> **Goal**: Each of the entries should be retyped precisely as it appears.

> **Dataset excerpts**:

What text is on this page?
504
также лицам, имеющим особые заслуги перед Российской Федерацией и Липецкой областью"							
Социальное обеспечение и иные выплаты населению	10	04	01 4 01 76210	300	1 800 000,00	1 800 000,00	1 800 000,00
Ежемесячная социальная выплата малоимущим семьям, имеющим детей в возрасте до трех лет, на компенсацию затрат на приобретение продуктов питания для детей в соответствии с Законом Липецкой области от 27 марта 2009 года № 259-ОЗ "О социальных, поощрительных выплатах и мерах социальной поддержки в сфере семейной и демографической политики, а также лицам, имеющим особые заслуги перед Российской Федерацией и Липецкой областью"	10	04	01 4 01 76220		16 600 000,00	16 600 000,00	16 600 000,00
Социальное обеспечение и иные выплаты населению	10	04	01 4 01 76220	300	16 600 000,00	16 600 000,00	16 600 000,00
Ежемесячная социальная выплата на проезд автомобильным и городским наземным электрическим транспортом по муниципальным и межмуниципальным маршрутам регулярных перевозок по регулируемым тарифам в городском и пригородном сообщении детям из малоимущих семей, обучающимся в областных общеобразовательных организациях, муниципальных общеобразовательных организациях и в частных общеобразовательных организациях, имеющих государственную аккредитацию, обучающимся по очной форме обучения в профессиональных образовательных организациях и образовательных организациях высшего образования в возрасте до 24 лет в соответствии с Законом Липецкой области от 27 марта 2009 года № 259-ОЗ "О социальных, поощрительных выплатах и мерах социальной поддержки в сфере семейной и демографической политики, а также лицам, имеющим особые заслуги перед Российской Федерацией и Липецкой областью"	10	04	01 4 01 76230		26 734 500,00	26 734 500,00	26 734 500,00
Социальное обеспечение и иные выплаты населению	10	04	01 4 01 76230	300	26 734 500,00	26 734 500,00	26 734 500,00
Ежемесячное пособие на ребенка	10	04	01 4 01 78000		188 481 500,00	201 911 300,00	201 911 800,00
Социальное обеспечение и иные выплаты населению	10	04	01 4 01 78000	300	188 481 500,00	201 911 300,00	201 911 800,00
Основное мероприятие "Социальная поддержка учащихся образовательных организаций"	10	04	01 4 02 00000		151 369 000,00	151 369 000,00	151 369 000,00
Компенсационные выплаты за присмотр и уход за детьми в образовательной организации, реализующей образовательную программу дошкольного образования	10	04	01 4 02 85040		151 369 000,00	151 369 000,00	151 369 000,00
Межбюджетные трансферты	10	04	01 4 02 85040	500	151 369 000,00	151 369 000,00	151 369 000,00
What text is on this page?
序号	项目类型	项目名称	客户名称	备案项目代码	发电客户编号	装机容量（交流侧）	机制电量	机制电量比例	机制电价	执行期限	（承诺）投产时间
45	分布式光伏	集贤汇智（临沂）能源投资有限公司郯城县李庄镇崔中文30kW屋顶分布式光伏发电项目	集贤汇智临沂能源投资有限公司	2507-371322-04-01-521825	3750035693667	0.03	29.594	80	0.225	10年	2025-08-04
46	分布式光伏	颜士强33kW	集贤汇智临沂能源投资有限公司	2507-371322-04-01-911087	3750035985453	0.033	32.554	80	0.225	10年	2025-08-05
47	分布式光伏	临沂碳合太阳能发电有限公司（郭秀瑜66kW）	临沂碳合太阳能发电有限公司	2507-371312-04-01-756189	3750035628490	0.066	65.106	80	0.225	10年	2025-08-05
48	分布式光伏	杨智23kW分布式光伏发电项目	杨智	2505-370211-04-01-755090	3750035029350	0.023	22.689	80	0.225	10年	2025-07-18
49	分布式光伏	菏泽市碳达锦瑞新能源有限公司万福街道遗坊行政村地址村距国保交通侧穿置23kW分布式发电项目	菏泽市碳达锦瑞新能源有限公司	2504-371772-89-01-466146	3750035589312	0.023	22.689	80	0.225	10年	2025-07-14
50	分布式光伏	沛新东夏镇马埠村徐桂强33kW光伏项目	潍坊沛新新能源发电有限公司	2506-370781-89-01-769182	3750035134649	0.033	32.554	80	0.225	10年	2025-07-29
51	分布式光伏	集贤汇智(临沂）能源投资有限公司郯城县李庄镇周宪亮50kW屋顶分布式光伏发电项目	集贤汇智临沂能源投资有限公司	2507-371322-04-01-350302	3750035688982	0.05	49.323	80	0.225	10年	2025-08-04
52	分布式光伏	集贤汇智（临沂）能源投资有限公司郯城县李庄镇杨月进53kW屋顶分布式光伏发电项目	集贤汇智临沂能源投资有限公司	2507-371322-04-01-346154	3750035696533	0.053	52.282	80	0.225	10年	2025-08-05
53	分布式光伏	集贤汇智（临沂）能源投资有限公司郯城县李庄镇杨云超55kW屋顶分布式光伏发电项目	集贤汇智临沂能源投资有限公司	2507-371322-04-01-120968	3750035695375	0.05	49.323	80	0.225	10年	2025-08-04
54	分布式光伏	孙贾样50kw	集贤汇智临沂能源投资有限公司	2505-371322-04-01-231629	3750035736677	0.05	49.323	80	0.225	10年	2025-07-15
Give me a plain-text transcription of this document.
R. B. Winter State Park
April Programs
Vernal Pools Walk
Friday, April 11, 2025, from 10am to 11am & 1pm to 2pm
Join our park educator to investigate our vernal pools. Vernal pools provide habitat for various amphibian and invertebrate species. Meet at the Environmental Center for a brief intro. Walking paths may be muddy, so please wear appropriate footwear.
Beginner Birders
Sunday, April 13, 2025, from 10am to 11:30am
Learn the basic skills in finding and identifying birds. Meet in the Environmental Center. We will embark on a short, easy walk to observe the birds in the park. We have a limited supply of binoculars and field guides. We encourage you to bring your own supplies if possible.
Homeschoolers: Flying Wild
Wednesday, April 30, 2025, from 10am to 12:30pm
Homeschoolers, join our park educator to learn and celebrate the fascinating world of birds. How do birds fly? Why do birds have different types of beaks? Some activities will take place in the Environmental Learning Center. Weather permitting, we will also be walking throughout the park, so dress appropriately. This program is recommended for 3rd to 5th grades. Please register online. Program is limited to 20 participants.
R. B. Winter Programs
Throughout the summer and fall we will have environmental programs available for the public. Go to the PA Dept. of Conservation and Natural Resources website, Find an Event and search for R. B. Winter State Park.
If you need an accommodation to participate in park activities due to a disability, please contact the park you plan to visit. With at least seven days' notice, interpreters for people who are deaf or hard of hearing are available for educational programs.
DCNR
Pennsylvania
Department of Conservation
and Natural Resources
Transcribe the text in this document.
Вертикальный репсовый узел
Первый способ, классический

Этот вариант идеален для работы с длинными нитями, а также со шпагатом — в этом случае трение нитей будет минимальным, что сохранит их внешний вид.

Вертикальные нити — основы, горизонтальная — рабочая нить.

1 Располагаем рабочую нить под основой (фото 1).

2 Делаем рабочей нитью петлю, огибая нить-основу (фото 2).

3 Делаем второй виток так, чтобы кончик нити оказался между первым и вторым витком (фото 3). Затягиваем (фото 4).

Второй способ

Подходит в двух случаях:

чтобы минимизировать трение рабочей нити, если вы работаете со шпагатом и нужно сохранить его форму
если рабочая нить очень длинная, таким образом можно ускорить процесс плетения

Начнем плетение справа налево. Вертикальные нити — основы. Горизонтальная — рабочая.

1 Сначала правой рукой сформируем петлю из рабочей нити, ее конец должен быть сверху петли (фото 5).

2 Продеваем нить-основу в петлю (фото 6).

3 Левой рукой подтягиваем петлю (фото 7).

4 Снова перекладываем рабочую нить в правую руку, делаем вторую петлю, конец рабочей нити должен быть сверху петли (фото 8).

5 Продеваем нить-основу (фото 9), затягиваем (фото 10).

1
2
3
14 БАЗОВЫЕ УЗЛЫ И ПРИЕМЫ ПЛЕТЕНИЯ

> **Task output**:
What text is on this page?
504
также лицам, имеющим особые заслуги перед Российской Федерацией и Липецкой областью"							
Социальное обеспечение и иные выплаты населению	10	04	01 4 01 76210	300	1 800 000,00	1 800 000,00	1 800 000,00
Ежемесячная социальная выплата малоимущим семьям, имеющим детей в возрасте до трех лет, на компенсацию затрат на приобретение продуктов питания для детей в соответствии с Законом Липецкой области от 27 марта 2009 года № 259-ОЗ "О социальных, поощрительных выплатах и мерах социальной поддержки в сфере семейной и демографической политики, а также лицам, имеющим особые заслуги перед Российской Федерацией и Липецкой областью"	10	04	01 4 01 76220		16 600 000,00	16 600 000,00	16 600 000,00
Социальное обеспечение и иные выплаты населению	10	04	01 4 01 76220	300	16 600 000,00	16 600 000,00	16 600 000,00
Ежемесячная социальная выплата на проезд автомобильным и городским наземным электрическим транспортом по муниципальным и межмуниципальным маршрутам регулярных перевозок по регулируемым тарифам в городском и пригородном сообщении детям из малоимущих семей, обучающимся в областных общеобразовательных организациях, муниципальных общеобразовательных организациях и в частных общеобразовательных организациях, имеющих государственную аккредитацию, обучающимся по очной форме обучения в профессиональных образовательных организациях и образовательных организациях высшего образования в возрасте до 24 лет в соответствии с Законом Липецкой области от 27 марта 2009 года № 259-ОЗ "О социальных, поощрительных выплатах и мерах социальной поддержки в сфере семейной и демографической политики, а также лицам, имеющим особые заслуги перед Российской Федерацией и Липецкой областью"	10	04	01 4 01 76230		26 734 500,00	26 734 500,00	26 734 500,00
Социальное обеспечение и иные выплаты населению	10	04	01 4 01 76230	300	26 734 500,00	26 734 500,00	26 734 500,00
Ежемесячное пособие на ребенка	10	04	01 4 01 78000		188 481 500,00	201 911 300,00	201 911 800,00
Социальное обеспечение и иные выплаты населению	10	04	01 4 01 78000	300	188 481 500,00	201 911 300,00	201 911 800,00
Основное мероприятие "Социальная поддержка учащихся образовательных организаций"	10	04	01 4 02 00000		151 369 000,00	151 369 000,00	151 369 000,00
Компенсационные выплаты за присмотр и уход за детьми в образовательной организации, реализующей образовательную программу дошкольного образования	10	04	01 4 02 85040		151 369 000,00	151 369 000,00	151 369 000,00
Межбюджетные трансферты	10	04	01 4 02 85040	500	151 369 000,00	151 369 000,00	151 369 000,00
What text is on this page?
序号	项目类型	项目名称	客户名称	备案项目代码	发电客户编号	装机容量（交流侧）	机制电量	机制电量比例	机制电价	执行期限	（承诺）投产时间
45	分布式光伏	集贤汇智（临沂）能源投资有限公司郯城县李庄镇崔中文30kW屋顶分布式光伏发电项目	集贤汇智临沂能源投资有限公司	2507-371322-04-01-521825	3750035693667	0.03	29.594	80	0.225	10年	2025-08-04
46	分布式光伏	颜士强33kW	集贤汇智临沂能源投资有限公司	2507-371322-04-01-911087	3750035985453	0.033	32.554	80	0.225	10年	2025-08-05
47	分布式光伏	临沂碳合太阳能发电有限公司（郭秀瑜66kW）	临沂碳合太阳能发电有限公司	2507-371312-04-01-756189	3750035628490	0.066	65.106	80	0.225	10年	2025-08-05
48	分布式光伏	杨智23kW分布式光伏发电项目	杨智	2505-370211-04-01-755090	3750035029350	0.023	22.689	80	0.225	10年	2025-07-18
49	分布式光伏	菏泽市碳达锦瑞新能源有限公司万福街道遗坊行政村地址村距国保交通侧穿置23kW分布式发电项目	菏泽市碳达锦瑞新能源有限公司	2504-371772-89-01-466146	3750035589312	0.023	22.689	80	0.225	10年	2025-07-14
50	分布式光伏	沛新东夏镇马埠村徐桂强33kW光伏项目	潍坊沛新新能源发电有限公司	2506-370781-89-01-769182	3750035134649	0.033	32.554	80	0.225	10年	2025-07-29
51	分布式光伏	集贤汇智(临沂）能源投资有限公司郯城县李庄镇周宪亮50kW屋顶分布式光伏发电项目	集贤汇智临沂能源投资有限公司	2507-371322-04-01-350302	3750035688982	0.05	49.323	80	0.225	10年	2025-08-04
52	分布式光伏	集贤汇智（临沂）能源投资有限公司郯城县李庄镇杨月进53kW屋顶分布式光伏发电项目	集贤汇智临沂能源投资有限公司	2507-371322-04-01-346154	3750035696533	0.053	52.282	80	0.225	10年	2025-08-05
53	分布式光伏	集贤汇智（临沂）能源投资有限公司郯城县李庄镇杨云超55kW屋顶分布式光伏发电项目	集贤汇智临沂能源投资有限公司	2507-371322-04-01-120968	3750035695375	0.05	49.323	80	0.225	10年	2025-08-04
54	分布式光伏	孙贾样50kw	集贤汇智临沂能源投资有限公司	2505-371322-04-01-231629	3750035736677	0.05	49.323	80	0.225	10年	2025-07-15
Give me a plain-text transcription of this document.
R. B. Winter State Park
April Programs
Vernal Pools Walk
Friday, April 11, 2025, from 10am to 11am & 1pm to 2pm
Join our park educator to investigate our vernal pools. Vernal pools provide habitat for various amphibian and invertebrate species. Meet at the Environmental Center for a brief intro. Walking paths may be muddy, so please wear appropriate footwear.
Beginner Birders
Sunday, April 13, 2025, from 10am to 11:30am
Learn the basic skills in finding and identifying birds. Meet in the Environmental Center. We will embark on a short, easy walk to observe the birds in the park. We have a limited supply of binoculars and field guides. We encourage you to bring your own supplies if possible.
Homeschoolers: Flying Wild
Wednesday, April 30, 2025, from 10am to 12:30pm
Homeschoolers, join our park educator to learn and celebrate the fascinating world of birds. How do birds fly? Why do birds have different types of beaks? Some activities will take place in the Environmental Learning Center. Weather permitting, we will also be walking throughout the park, so dress appropriately. This program is recommended for 3rd to 5th grades. Please register online. Program is limited to 20 participants.
R. B. Winter Programs
Throughout the summer and fall we will have environmental programs available for the public. Go to the PA Dept. of Conservation and Natural Resources website, Find an Event and search for R. B. Winter State Park.
If you need an accommodation to participate in park activities due to a disability, please contact the park you plan to visit. With at least seven days' notice, interpreters for people who are deaf or hard of hearing are available for educational programs.
DCNR
Pennsylvania
Department of Conservation
and Natural Resources
Transcribe the text in this document.
Вертикальный репсовый узел
Первый способ, классический

Этот вариант идеален для работы с длинными нитями, а также со шпагатом — в этом случае трение нитей будет минимальным, что сохранит их внешний вид.

Вертикальные нити — основы, горизонтальная — рабочая нить.

1 Располагаем рабочую нить под основой (фото 1).

2 Делаем рабочей нитью петлю, огибая нить-основу (фото 2).

3 Делаем второй виток так, чтобы кончик нити оказался между первым и вторым витком (фото 3). Затягиваем (фото 4).

Второй способ

Подходит в двух случаях:

чтобы минимизировать трение рабочей нити, если вы работаете со шпагатом и нужно сохранить его форму
если рабочая нить очень длинная, таким образом можно ускорить процесс плетения

Начнем плетение справа налево. Вертикальные нити — основы. Горизонтальная — рабочая.

1 Сначала правой рукой сформируем петлю из рабочей нити, ее конец должен быть сверху петли (фото 5).

2 Продеваем нить-основу в петлю (фото 6).

3 Левой рукой подтягиваем петлю (фото 7).

4 Снова перекладываем рабочую нить в правую руку, делаем вторую петлю, конец рабочей нити должен быть сверху петли (фото 8).

5 Продеваем нить-основу (фото 9), затягиваем (фото 10).

1
2
3
14 БАЗОВЫЕ УЗЛЫ И ПРИЕМЫ ПЛЕТЕНИЯ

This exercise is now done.